Task brief —
Reproduce verbatim the stretch of the listing from the line containing "237, 127, 254]" through the line containing "97, 632, 114]", including both of those lines.

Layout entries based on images
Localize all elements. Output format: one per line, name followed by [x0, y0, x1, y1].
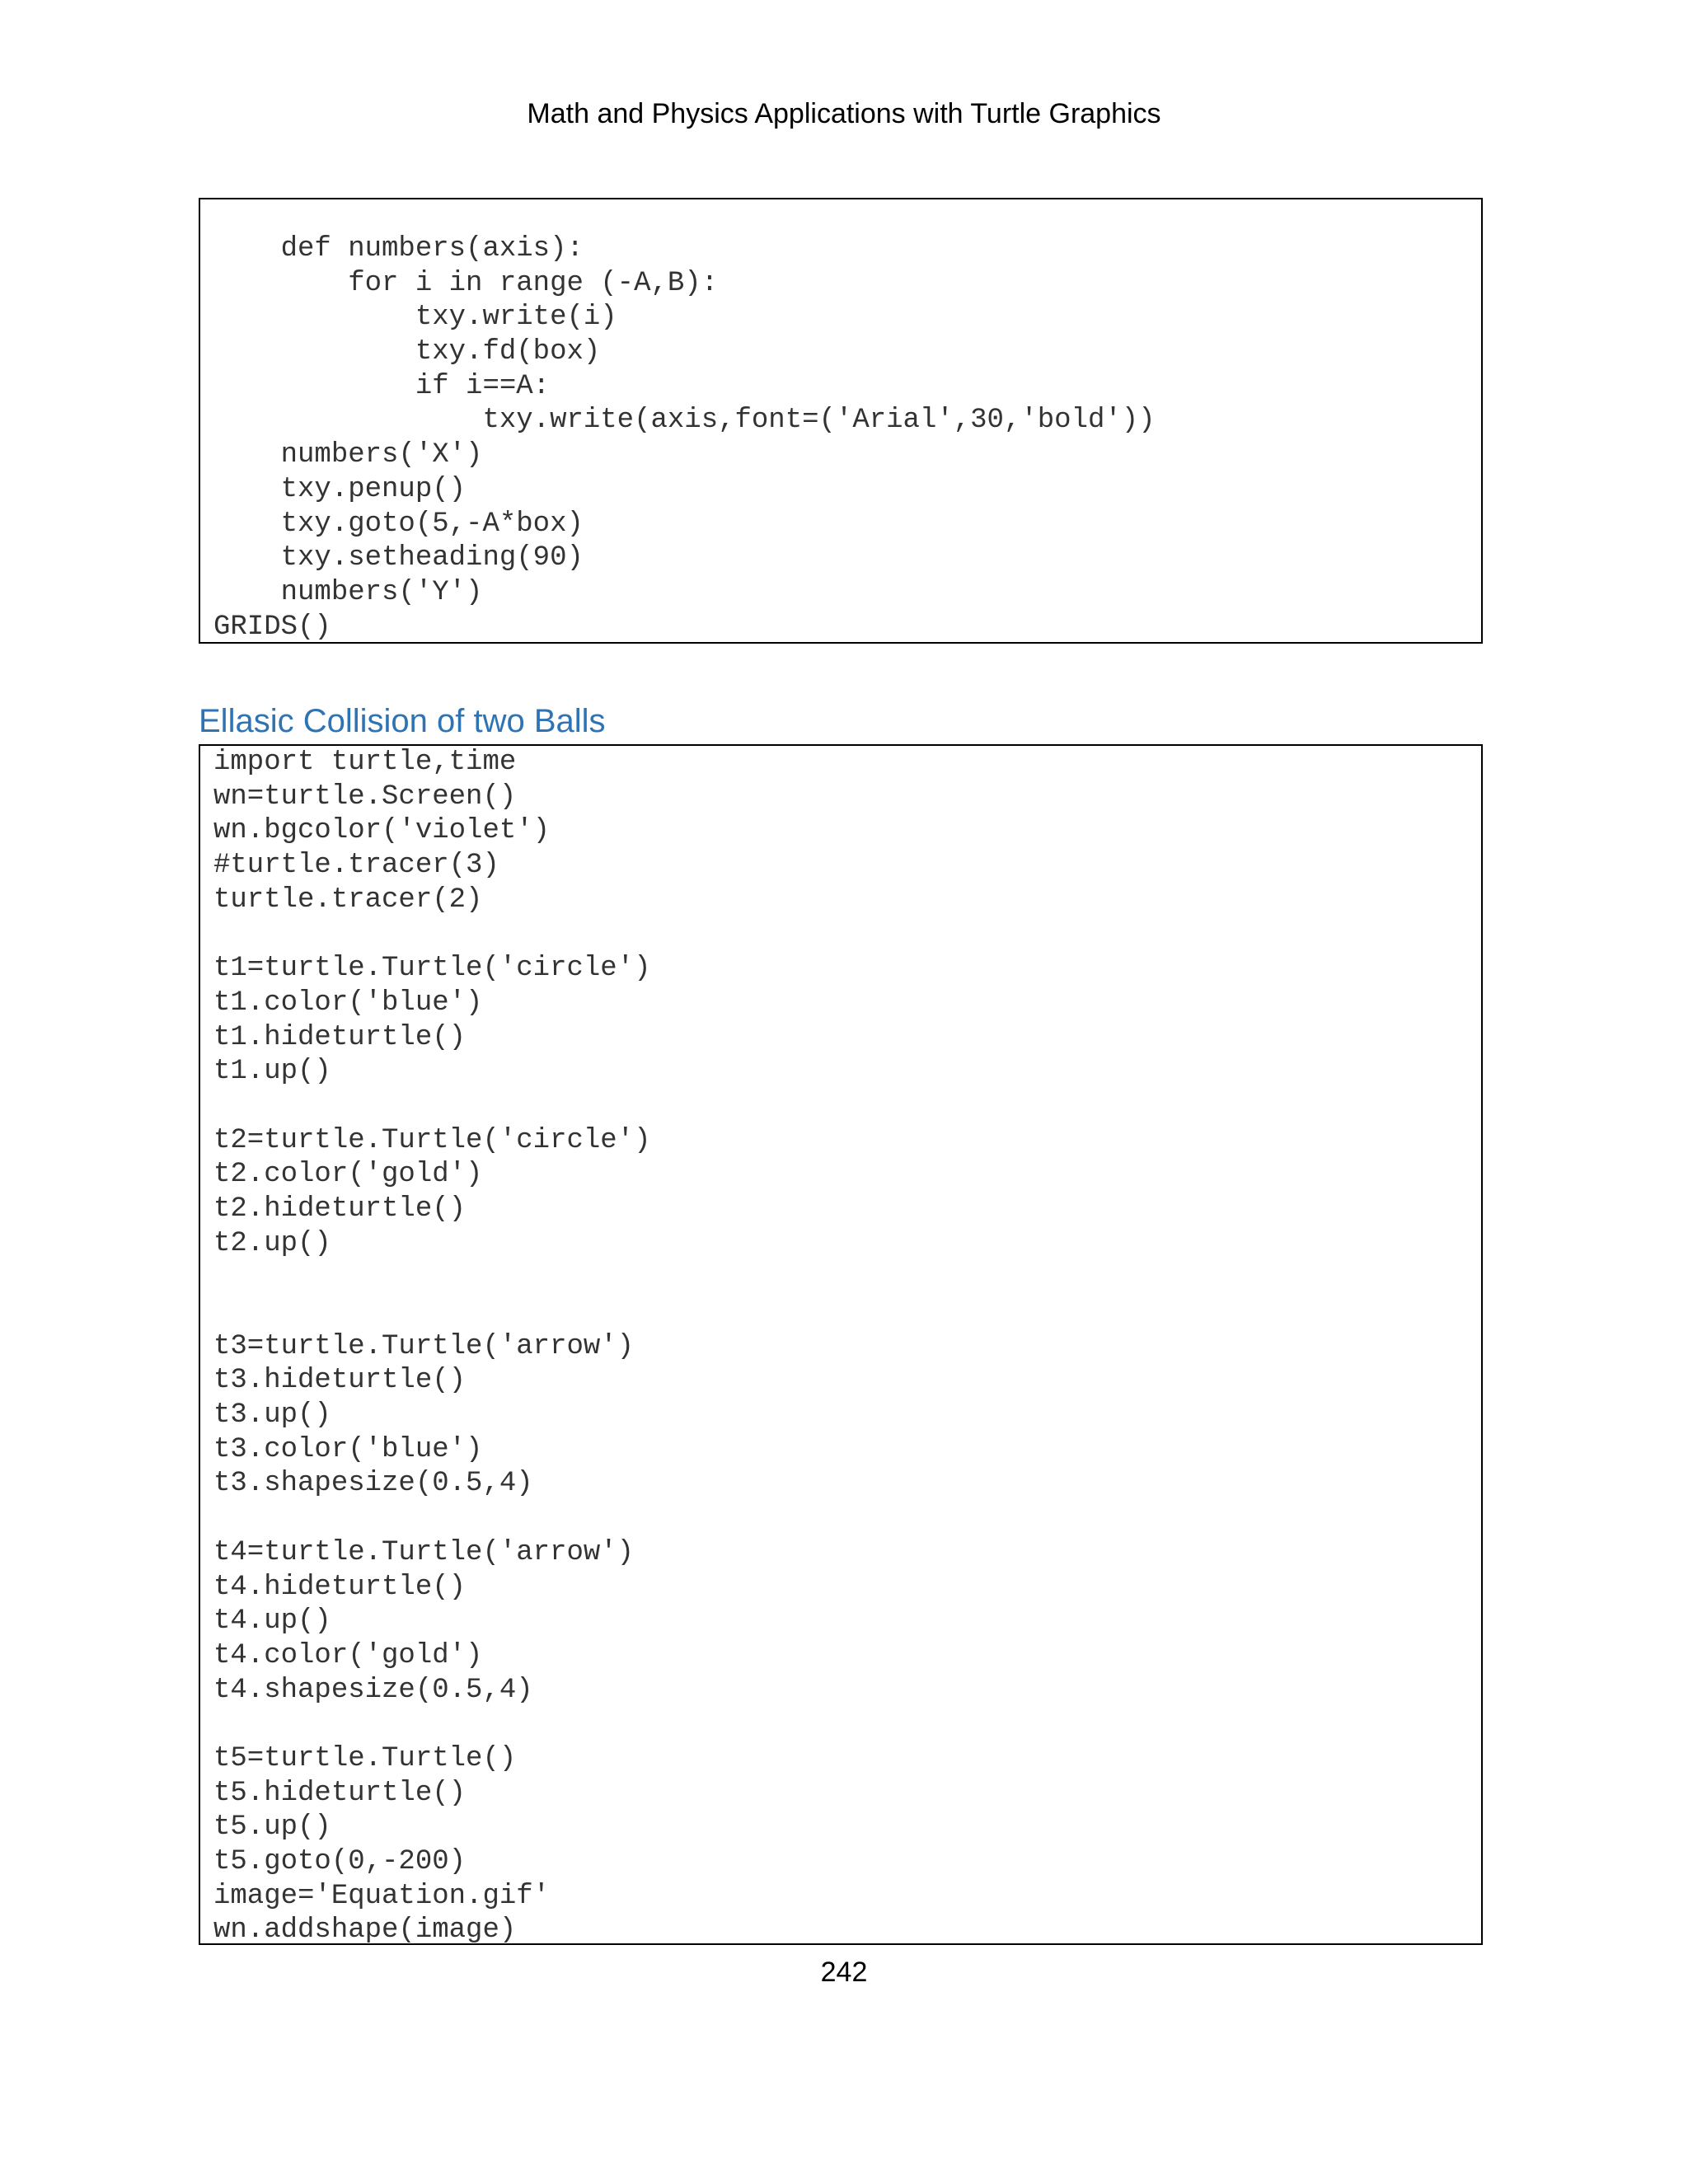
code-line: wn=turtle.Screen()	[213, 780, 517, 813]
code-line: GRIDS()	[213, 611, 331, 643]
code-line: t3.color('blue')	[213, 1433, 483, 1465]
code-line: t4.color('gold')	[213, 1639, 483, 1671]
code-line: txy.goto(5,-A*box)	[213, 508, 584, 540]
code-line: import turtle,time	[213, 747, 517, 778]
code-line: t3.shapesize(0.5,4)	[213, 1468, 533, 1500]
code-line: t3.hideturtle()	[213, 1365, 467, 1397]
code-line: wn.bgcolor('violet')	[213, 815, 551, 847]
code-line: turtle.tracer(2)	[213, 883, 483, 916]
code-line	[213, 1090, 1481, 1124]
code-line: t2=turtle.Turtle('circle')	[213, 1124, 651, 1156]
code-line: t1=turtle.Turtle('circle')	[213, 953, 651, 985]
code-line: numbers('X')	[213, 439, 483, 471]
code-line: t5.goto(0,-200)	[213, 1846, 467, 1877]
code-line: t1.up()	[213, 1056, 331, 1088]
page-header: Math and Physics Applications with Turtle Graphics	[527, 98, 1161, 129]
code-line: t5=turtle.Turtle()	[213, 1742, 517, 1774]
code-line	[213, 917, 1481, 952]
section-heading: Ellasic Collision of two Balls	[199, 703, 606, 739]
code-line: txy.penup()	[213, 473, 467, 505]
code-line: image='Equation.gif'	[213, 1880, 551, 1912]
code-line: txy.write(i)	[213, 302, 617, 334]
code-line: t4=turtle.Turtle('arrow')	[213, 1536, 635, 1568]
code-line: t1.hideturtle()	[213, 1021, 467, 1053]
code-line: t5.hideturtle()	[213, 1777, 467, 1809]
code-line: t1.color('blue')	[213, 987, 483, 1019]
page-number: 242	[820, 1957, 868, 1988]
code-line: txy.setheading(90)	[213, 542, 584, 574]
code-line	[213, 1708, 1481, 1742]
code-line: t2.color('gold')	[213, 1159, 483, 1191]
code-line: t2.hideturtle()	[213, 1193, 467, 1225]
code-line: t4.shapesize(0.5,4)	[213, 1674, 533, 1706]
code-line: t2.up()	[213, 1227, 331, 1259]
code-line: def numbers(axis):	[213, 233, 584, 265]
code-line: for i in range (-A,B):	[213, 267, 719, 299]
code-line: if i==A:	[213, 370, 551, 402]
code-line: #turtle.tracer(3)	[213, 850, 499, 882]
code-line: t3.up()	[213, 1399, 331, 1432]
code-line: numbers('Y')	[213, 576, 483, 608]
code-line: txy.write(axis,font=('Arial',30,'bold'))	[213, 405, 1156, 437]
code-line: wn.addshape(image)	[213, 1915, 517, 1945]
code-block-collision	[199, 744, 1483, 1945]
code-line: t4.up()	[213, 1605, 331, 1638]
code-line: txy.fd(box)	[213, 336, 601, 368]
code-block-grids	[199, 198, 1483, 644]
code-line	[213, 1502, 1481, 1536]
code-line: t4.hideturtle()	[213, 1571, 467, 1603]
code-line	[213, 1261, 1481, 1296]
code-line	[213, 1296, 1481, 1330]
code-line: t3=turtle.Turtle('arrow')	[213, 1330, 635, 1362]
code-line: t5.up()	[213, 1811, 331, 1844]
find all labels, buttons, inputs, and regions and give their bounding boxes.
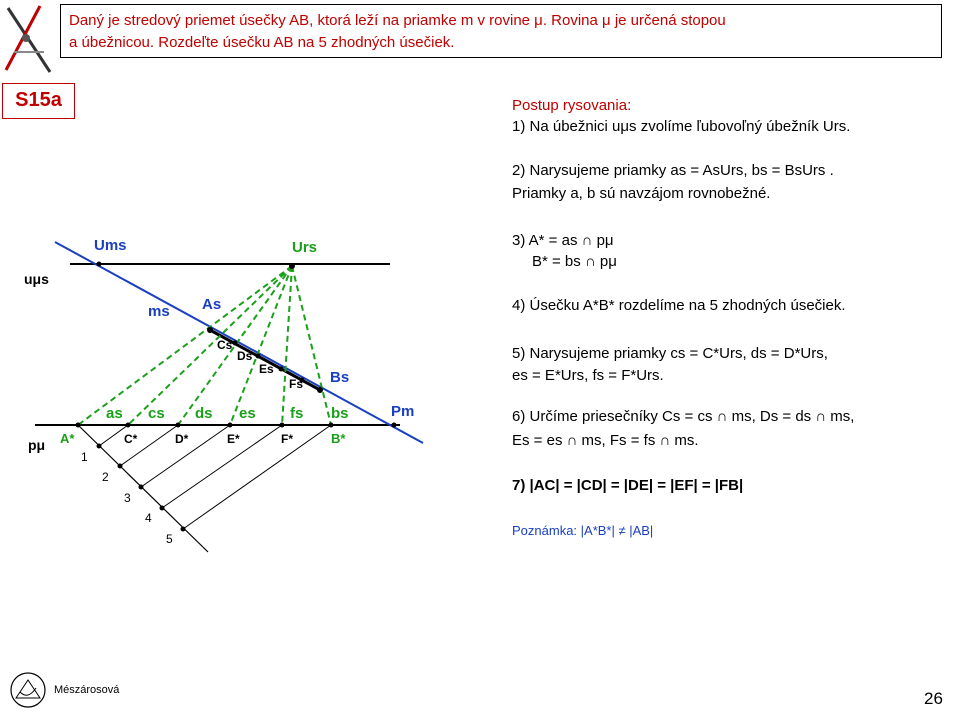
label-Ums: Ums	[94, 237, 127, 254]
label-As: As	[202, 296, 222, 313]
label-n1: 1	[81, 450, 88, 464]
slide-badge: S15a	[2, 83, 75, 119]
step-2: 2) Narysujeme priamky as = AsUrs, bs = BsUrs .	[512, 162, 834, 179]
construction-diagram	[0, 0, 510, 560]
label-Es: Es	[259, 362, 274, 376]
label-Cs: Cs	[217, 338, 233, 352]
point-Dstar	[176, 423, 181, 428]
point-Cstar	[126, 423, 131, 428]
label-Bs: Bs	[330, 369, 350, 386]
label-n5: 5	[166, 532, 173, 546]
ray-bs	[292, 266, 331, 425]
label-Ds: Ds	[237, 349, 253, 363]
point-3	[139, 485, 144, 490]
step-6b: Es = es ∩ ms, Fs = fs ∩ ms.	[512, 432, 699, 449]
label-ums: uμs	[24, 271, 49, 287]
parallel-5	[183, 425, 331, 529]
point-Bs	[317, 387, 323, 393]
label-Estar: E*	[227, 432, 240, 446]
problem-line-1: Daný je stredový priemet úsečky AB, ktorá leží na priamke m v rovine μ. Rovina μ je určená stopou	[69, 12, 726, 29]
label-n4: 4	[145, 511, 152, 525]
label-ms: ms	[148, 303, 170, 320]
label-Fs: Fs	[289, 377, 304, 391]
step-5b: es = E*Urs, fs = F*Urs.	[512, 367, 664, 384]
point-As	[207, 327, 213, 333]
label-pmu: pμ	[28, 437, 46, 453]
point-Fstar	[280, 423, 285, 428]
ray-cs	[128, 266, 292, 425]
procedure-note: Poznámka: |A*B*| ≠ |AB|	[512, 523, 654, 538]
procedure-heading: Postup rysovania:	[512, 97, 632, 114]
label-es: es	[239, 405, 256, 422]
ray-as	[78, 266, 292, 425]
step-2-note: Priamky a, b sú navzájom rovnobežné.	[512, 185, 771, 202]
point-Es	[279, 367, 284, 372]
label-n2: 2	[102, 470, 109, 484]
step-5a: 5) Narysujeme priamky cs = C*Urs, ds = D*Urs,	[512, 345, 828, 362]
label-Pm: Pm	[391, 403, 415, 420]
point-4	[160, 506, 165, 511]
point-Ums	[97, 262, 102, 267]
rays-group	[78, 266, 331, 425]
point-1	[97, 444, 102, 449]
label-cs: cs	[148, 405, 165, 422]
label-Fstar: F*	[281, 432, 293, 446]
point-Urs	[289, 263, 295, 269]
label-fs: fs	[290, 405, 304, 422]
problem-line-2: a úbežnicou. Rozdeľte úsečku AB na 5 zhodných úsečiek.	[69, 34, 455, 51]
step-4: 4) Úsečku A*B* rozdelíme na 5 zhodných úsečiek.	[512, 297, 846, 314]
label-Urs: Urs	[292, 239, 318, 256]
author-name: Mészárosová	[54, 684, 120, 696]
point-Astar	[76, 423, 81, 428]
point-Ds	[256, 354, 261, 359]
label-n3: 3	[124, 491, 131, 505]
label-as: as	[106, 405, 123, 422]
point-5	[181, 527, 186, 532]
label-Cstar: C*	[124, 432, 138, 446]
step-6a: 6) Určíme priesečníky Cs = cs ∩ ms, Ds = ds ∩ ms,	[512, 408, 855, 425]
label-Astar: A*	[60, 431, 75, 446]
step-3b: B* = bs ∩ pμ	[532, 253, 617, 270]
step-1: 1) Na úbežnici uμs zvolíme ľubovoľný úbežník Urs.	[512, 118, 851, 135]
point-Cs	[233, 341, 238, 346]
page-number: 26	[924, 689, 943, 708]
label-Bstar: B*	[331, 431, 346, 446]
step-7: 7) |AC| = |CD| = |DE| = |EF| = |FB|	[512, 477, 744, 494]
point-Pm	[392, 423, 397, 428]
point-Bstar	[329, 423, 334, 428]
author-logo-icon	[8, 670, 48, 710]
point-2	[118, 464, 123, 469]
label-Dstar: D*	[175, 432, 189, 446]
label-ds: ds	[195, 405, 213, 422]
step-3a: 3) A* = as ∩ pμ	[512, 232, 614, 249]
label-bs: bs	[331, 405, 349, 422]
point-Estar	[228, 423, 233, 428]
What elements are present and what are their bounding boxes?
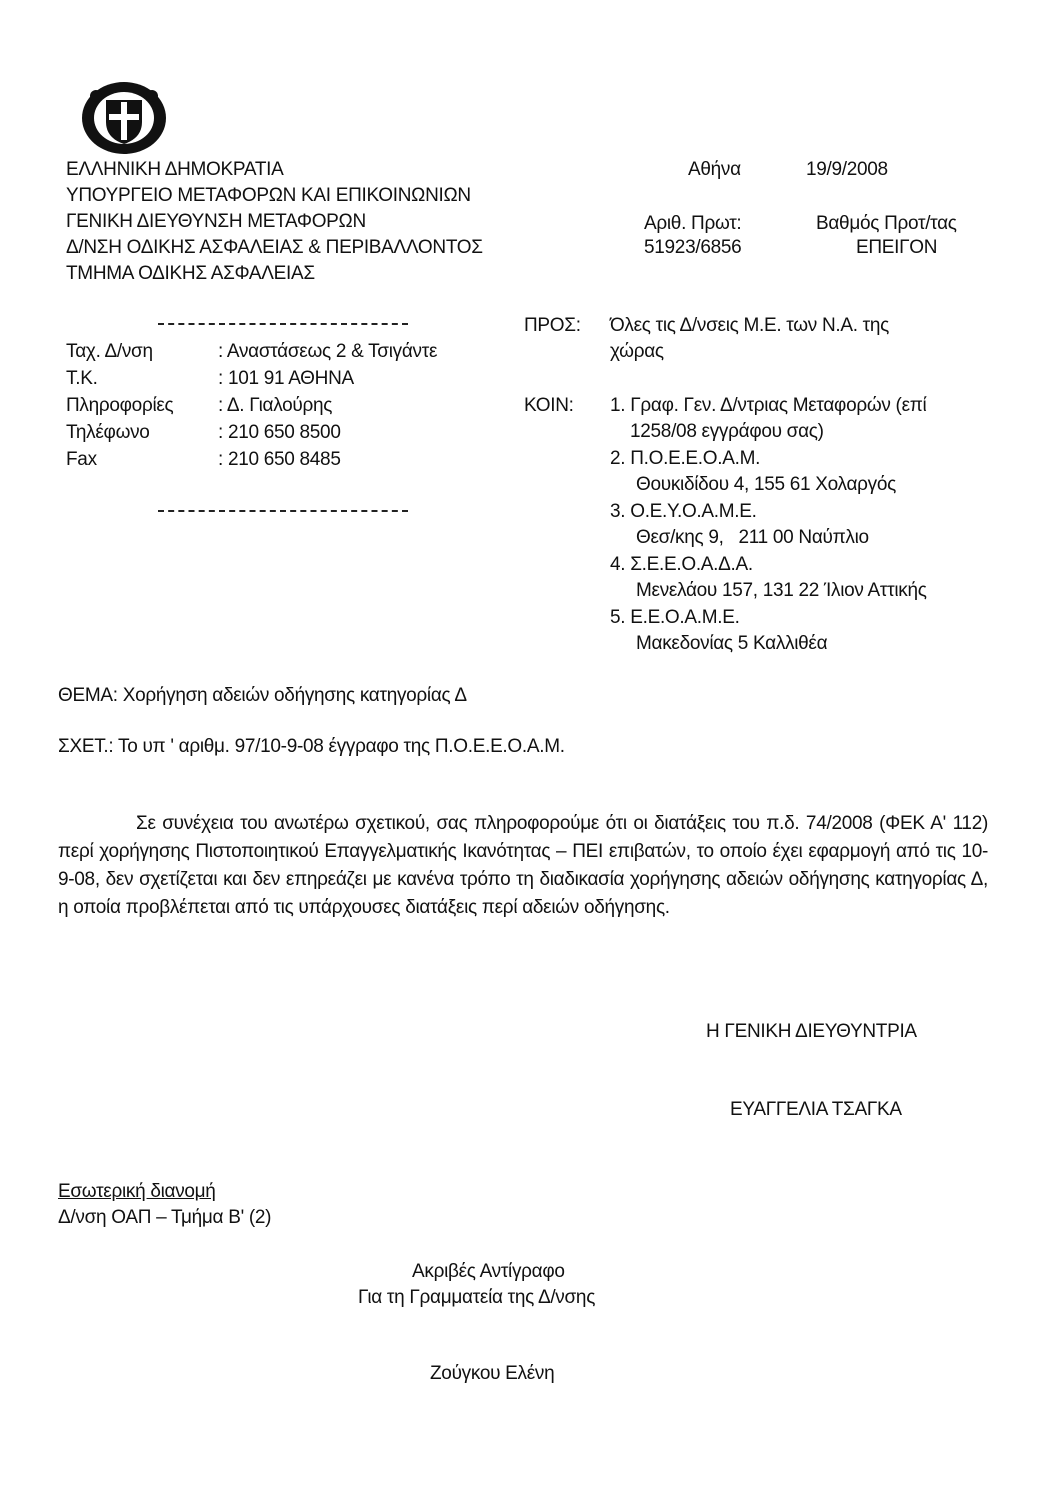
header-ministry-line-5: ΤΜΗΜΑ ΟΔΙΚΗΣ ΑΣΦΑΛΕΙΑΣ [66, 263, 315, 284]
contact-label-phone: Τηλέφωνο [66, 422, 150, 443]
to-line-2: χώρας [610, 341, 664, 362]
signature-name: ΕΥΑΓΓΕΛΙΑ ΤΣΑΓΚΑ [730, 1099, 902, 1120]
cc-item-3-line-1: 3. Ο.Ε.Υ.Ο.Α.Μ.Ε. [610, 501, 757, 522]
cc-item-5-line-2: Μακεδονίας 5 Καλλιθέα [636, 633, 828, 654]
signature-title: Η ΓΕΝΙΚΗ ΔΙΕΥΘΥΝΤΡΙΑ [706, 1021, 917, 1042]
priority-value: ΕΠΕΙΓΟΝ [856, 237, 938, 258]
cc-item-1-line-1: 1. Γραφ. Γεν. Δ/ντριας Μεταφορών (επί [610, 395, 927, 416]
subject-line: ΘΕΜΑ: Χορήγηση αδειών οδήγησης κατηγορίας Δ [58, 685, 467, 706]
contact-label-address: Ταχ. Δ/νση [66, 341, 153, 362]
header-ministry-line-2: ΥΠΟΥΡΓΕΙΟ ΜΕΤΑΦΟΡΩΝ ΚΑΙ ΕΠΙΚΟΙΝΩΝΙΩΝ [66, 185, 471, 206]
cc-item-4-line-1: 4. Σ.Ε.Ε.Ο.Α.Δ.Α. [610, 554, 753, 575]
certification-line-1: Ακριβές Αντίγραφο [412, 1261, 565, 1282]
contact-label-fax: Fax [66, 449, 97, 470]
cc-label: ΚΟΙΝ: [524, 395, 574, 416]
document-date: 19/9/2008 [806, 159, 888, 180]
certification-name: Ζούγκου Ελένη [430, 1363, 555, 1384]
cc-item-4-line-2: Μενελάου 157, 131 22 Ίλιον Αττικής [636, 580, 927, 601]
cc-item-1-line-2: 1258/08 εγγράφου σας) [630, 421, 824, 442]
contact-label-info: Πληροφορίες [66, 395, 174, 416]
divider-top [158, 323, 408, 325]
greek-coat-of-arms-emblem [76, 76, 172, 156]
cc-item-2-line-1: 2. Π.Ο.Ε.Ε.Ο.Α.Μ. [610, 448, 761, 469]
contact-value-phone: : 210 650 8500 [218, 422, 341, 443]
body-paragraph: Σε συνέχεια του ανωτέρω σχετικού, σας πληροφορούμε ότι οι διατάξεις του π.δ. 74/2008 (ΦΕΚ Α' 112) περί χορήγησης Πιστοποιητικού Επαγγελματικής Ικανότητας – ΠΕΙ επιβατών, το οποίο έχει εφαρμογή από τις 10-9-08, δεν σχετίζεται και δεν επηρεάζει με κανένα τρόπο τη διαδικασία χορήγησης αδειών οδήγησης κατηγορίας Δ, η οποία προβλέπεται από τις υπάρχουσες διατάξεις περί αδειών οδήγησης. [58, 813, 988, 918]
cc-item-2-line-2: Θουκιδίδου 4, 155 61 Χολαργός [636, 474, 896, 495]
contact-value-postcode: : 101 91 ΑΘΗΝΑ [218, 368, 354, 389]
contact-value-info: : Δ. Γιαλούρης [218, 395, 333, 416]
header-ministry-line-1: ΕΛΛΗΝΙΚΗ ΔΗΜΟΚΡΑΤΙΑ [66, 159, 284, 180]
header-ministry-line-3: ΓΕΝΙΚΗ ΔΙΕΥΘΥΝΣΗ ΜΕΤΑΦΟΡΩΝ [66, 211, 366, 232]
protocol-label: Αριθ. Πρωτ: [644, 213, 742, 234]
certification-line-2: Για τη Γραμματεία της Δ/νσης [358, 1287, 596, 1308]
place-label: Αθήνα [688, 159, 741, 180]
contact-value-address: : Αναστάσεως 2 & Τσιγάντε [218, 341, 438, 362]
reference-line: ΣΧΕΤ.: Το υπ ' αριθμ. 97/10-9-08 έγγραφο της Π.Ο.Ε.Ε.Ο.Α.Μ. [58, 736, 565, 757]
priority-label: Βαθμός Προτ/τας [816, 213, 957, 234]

Result of this exercise —
label-Ums: Ums	[94, 237, 127, 254]
label-As: As	[202, 296, 222, 313]
label-n1: 1	[81, 450, 88, 464]
slide-badge: S15a	[2, 83, 75, 119]
step-2: 2) Narysujeme priamky as = AsUrs, bs = BsUrs .	[512, 162, 834, 179]
construction-diagram	[0, 0, 510, 560]
label-Es: Es	[259, 362, 274, 376]
label-Cs: Cs	[217, 338, 233, 352]
point-Dstar	[176, 423, 181, 428]
point-Cstar	[126, 423, 131, 428]
label-Bs: Bs	[330, 369, 350, 386]
label-n5: 5	[166, 532, 173, 546]
ray-bs	[292, 266, 331, 425]
label-Ds: Ds	[237, 349, 253, 363]
point-3	[139, 485, 144, 490]
step-6b: Es = es ∩ ms, Fs = fs ∩ ms.	[512, 432, 699, 449]
label-ums: uμs	[24, 271, 49, 287]
parallel-5	[183, 425, 331, 529]
point-Bs	[317, 387, 323, 393]
label-Estar: E*	[227, 432, 240, 446]
problem-line-1: Daný je stredový priemet úsečky AB, ktorá leží na priamke m v rovine μ. Rovina μ je určená stopou	[69, 12, 726, 29]
label-n4: 4	[145, 511, 152, 525]
label-ms: ms	[148, 303, 170, 320]
label-Fs: Fs	[289, 377, 304, 391]
step-5b: es = E*Urs, fs = F*Urs.	[512, 367, 664, 384]
point-As	[207, 327, 213, 333]
label-pmu: pμ	[28, 437, 46, 453]
point-Fstar	[280, 423, 285, 428]
ray-cs	[128, 266, 292, 425]
procedure-note: Poznámka: |A*B*| ≠ |AB|	[512, 523, 654, 538]
procedure-heading: Postup rysovania:	[512, 97, 632, 114]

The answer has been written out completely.